#### AIM OF THE EXERCISE
Locate every line in the listing that contains the word "marker", and copy each of those lines. Case counts.

#### RECORDED DATA
□ □ □ □
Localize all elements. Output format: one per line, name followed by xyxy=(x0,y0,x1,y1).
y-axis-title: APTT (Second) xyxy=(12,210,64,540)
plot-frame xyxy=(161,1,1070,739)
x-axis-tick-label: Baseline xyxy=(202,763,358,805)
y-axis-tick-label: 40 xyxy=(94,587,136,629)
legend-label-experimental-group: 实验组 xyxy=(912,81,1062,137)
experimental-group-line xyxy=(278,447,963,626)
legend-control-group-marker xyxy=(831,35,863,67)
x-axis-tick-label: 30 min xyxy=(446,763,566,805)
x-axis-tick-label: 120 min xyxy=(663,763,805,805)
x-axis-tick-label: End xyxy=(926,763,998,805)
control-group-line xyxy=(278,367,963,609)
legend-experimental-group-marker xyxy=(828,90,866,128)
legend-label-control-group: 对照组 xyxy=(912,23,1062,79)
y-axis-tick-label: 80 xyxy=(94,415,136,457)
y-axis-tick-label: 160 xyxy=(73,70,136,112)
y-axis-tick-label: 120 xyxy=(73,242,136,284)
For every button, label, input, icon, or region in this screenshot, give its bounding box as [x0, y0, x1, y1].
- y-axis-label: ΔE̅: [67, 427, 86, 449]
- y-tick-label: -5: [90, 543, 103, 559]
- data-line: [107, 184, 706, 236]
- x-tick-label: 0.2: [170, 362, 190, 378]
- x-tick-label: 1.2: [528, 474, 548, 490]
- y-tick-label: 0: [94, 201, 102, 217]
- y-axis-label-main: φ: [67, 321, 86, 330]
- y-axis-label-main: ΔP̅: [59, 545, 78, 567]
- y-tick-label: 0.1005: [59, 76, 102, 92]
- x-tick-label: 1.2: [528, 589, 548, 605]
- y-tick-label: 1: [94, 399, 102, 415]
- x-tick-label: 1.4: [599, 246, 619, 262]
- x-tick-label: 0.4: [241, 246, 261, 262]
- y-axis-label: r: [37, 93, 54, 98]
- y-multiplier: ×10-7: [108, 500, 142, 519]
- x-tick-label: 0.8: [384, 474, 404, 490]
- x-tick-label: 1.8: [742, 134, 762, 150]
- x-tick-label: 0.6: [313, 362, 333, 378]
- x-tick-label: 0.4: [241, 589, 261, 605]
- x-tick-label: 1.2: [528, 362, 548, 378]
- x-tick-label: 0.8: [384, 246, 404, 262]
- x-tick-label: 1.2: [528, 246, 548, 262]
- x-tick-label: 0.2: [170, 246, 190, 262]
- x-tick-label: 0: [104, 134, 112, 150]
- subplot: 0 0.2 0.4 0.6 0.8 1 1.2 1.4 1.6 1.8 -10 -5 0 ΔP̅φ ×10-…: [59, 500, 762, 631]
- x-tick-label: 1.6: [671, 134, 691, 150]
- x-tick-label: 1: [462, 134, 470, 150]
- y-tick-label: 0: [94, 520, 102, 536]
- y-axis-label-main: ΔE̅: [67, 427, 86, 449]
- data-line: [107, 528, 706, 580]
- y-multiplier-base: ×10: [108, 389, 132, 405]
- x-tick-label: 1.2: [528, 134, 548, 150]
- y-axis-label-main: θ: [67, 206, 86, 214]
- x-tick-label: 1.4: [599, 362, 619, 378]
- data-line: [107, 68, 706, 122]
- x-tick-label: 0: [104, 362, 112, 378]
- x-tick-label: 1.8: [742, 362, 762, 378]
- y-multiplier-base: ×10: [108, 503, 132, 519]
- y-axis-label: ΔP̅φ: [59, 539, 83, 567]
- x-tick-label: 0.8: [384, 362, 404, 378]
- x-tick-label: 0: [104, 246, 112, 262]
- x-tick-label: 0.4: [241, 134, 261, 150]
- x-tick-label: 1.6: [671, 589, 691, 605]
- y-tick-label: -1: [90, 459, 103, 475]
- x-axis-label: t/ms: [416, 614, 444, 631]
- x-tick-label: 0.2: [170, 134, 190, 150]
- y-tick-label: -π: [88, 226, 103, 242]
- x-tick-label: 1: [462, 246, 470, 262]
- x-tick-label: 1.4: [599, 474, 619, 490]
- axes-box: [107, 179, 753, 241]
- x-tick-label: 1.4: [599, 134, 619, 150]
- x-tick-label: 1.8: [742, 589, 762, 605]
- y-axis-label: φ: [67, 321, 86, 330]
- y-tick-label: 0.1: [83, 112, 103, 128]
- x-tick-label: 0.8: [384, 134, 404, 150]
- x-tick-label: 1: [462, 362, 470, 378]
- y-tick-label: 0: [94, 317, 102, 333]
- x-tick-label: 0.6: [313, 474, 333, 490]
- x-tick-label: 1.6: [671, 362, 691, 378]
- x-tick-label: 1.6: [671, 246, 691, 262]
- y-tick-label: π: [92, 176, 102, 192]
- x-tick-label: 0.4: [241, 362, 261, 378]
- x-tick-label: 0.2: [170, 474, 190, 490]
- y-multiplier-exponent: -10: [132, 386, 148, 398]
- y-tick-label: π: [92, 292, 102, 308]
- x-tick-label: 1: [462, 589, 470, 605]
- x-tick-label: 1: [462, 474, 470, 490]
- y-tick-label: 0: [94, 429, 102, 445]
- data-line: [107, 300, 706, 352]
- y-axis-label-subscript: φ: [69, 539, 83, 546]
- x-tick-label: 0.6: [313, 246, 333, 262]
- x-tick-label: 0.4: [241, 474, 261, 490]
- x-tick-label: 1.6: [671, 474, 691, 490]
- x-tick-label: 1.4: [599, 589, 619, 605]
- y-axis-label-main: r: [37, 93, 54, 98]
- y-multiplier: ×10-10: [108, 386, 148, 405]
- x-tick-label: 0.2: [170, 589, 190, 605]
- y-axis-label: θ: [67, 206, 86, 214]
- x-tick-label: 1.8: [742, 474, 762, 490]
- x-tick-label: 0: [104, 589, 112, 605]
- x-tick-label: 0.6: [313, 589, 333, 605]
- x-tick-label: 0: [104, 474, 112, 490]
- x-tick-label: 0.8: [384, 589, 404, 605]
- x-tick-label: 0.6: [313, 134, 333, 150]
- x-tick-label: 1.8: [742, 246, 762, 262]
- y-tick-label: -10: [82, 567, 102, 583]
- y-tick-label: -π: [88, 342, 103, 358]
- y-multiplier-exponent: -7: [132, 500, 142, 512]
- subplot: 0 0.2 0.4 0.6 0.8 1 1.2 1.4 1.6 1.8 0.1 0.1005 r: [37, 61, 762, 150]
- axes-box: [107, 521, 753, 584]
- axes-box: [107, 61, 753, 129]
□ □ □ □
#### WRITTEN ANSWER
legend-control-group-marker xyxy=(831,35,863,67)
legend-experimental-group-marker xyxy=(828,90,866,128)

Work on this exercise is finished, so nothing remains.